===== EXTRACTED DATA =====

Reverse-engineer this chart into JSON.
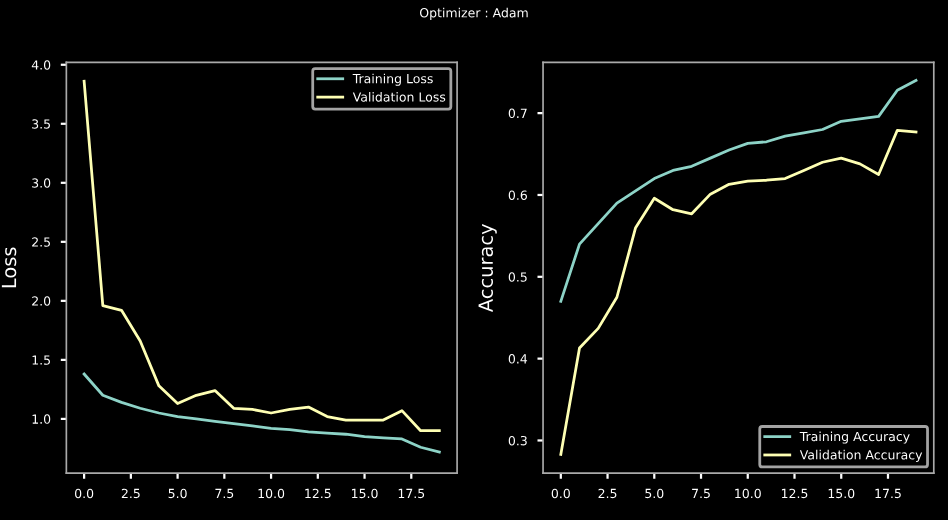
{
  "chart_data": [
    {
      "type": "line",
      "title": "Optimizer : Adam",
      "ylabel": "Loss",
      "x": [
        0,
        1,
        2,
        3,
        4,
        5,
        6,
        7,
        8,
        9,
        10,
        11,
        12,
        13,
        14,
        15,
        16,
        17,
        18,
        19
      ],
      "series": [
        {
          "name": "Training Loss",
          "color": "#8dd3c7",
          "values": [
            1.38,
            1.2,
            1.14,
            1.09,
            1.05,
            1.02,
            1.0,
            0.98,
            0.96,
            0.94,
            0.92,
            0.91,
            0.89,
            0.88,
            0.87,
            0.85,
            0.84,
            0.83,
            0.76,
            0.72
          ]
        },
        {
          "name": "Validation Loss",
          "color": "#feffb3",
          "values": [
            3.86,
            1.96,
            1.92,
            1.66,
            1.28,
            1.13,
            1.2,
            1.24,
            1.09,
            1.08,
            1.05,
            1.08,
            1.1,
            1.02,
            0.99,
            0.99,
            0.99,
            1.07,
            0.9,
            0.9
          ]
        }
      ],
      "xlim": [
        -0.95,
        19.95
      ],
      "ylim": [
        0.54,
        4.02
      ],
      "xticks": [
        {
          "value": 0,
          "label": "0.0"
        },
        2.5,
        {
          "value": 5,
          "label": "5.0"
        },
        7.5,
        {
          "value": 10,
          "label": "10.0"
        },
        12.5,
        {
          "value": 15,
          "label": "15.0"
        },
        17.5
      ],
      "yticks": [
        {
          "value": 1,
          "label": "1.0"
        },
        1.5,
        {
          "value": 2,
          "label": "2.0"
        },
        2.5,
        {
          "value": 3,
          "label": "3.0"
        },
        3.5,
        {
          "value": 4,
          "label": "4.0"
        }
      ],
      "legend": "top right",
      "grid": false
    },
    {
      "type": "line",
      "ylabel": "Accuracy",
      "x": [
        0,
        1,
        2,
        3,
        4,
        5,
        6,
        7,
        8,
        9,
        10,
        11,
        12,
        13,
        14,
        15,
        16,
        17,
        18,
        19
      ],
      "series": [
        {
          "name": "Training Accuracy",
          "color": "#8dd3c7",
          "values": [
            0.47,
            0.54,
            0.565,
            0.59,
            0.605,
            0.62,
            0.63,
            0.635,
            0.645,
            0.655,
            0.663,
            0.665,
            0.672,
            0.676,
            0.68,
            0.69,
            0.693,
            0.696,
            0.728,
            0.74
          ]
        },
        {
          "name": "Validation Accuracy",
          "color": "#feffb3",
          "values": [
            0.283,
            0.413,
            0.437,
            0.475,
            0.56,
            0.596,
            0.582,
            0.577,
            0.601,
            0.613,
            0.617,
            0.618,
            0.62,
            0.63,
            0.64,
            0.645,
            0.638,
            0.625,
            0.679,
            0.677
          ]
        }
      ],
      "xlim": [
        -0.95,
        19.95
      ],
      "ylim": [
        0.26,
        0.762
      ],
      "xticks": [
        {
          "value": 0,
          "label": "0.0"
        },
        2.5,
        {
          "value": 5,
          "label": "5.0"
        },
        7.5,
        {
          "value": 10,
          "label": "10.0"
        },
        12.5,
        {
          "value": 15,
          "label": "15.0"
        },
        17.5
      ],
      "yticks": [
        0.3,
        0.4,
        0.5,
        0.6,
        0.7
      ],
      "legend": "bottom right",
      "grid": false
    }
  ]
}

=====

> **THE PROBLEM**:
Gather each line from the entries above that includes the word "Accuracy".

> **EXERCISE ANSWER**:
      "ylabel": "Accuracy",
          "name": "Training Accuracy",
          "name": "Validation Accuracy",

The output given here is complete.